Begin GIVEN ENTRIES
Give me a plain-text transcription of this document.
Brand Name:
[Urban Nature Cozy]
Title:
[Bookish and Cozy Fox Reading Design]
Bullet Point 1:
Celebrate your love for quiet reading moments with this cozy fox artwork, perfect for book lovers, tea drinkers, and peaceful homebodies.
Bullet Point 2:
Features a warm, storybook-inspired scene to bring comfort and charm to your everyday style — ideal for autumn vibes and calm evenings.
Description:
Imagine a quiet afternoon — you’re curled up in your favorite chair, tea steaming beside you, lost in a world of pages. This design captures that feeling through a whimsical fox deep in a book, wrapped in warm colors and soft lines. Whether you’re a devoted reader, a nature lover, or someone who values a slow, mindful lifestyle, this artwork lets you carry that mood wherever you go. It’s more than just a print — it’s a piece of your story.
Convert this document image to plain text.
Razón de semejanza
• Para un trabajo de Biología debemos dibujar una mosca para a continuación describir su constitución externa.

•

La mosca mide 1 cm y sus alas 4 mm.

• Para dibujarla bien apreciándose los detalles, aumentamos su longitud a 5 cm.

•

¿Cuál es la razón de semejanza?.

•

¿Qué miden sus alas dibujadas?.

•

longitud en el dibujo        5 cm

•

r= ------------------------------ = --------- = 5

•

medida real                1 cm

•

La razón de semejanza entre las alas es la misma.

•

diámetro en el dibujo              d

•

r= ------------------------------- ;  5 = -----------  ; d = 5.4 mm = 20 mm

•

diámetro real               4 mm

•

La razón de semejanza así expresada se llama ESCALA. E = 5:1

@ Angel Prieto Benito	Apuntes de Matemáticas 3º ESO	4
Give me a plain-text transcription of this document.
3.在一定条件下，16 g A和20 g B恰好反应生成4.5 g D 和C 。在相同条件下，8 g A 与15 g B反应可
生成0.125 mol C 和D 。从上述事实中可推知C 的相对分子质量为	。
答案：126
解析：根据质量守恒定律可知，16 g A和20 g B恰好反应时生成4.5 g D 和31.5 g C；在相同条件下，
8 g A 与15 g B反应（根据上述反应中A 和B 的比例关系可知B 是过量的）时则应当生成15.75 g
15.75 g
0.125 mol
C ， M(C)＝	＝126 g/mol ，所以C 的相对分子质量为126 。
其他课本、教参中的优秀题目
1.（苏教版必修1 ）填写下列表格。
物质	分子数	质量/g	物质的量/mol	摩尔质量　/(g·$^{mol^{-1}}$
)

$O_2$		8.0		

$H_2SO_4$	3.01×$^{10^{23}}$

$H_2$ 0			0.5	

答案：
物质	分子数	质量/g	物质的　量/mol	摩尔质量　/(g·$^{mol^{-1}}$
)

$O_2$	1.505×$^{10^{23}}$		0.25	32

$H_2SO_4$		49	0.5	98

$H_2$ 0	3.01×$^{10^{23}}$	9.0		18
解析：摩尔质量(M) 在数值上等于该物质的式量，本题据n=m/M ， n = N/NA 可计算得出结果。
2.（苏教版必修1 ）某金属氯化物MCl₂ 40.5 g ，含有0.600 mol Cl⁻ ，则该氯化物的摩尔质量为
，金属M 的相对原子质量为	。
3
End GIVEN ENTRIES
*CHALLENGE*
Copy each line of the data that contains the word "semejanza".

*SOLUTION FOR THIS PROBLEM*
Razón de semejanza
¿Cuál es la razón de semejanza?.
La razón de semejanza entre las alas es la misma.
La razón de semejanza así expresada se llama ESCALA. E = 5:1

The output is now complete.